▶ [Material shown]:
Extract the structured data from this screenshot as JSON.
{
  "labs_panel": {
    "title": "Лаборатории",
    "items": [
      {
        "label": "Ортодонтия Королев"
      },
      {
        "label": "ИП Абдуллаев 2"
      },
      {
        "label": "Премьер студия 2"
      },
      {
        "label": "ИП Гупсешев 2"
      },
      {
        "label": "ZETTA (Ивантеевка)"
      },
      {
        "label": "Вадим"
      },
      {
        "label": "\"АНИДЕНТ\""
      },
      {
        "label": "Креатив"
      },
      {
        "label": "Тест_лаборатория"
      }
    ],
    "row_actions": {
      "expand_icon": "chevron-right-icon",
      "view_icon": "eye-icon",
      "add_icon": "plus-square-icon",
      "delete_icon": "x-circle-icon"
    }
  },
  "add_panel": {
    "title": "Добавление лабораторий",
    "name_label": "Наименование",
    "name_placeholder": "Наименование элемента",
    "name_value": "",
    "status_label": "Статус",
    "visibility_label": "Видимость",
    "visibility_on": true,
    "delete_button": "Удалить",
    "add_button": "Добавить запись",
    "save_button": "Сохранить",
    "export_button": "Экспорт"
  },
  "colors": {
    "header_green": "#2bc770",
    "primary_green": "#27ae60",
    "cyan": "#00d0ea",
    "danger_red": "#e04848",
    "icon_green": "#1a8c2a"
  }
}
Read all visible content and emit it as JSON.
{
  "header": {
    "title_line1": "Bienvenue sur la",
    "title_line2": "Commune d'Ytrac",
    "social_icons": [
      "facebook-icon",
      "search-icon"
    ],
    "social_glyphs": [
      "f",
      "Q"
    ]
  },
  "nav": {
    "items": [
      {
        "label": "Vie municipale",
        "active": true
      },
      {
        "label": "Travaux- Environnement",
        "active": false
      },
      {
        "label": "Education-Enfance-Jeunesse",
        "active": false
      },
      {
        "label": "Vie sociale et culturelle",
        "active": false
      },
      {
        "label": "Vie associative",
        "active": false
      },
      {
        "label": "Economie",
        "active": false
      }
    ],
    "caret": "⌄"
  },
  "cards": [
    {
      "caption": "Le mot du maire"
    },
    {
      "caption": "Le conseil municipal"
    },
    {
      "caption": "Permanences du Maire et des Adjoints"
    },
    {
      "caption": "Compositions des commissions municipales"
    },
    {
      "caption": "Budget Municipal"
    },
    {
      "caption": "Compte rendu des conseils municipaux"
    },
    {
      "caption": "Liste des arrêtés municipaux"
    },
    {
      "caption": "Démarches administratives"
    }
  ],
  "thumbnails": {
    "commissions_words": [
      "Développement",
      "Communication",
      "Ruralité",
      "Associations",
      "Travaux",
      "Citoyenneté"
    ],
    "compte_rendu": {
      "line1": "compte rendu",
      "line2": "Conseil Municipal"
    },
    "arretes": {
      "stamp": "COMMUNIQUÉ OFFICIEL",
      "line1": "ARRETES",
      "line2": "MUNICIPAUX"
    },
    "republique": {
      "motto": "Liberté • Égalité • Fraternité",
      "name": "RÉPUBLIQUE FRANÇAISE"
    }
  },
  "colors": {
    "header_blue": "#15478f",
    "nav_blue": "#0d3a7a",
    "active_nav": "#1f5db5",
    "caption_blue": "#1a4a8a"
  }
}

▶ [The exercise]: Copy out every line from the material above in which the word "JSON" appears.

▶ [Output of the task]:
Extract the structured data from this screenshot as JSON.
Read all visible content and emit it as JSON.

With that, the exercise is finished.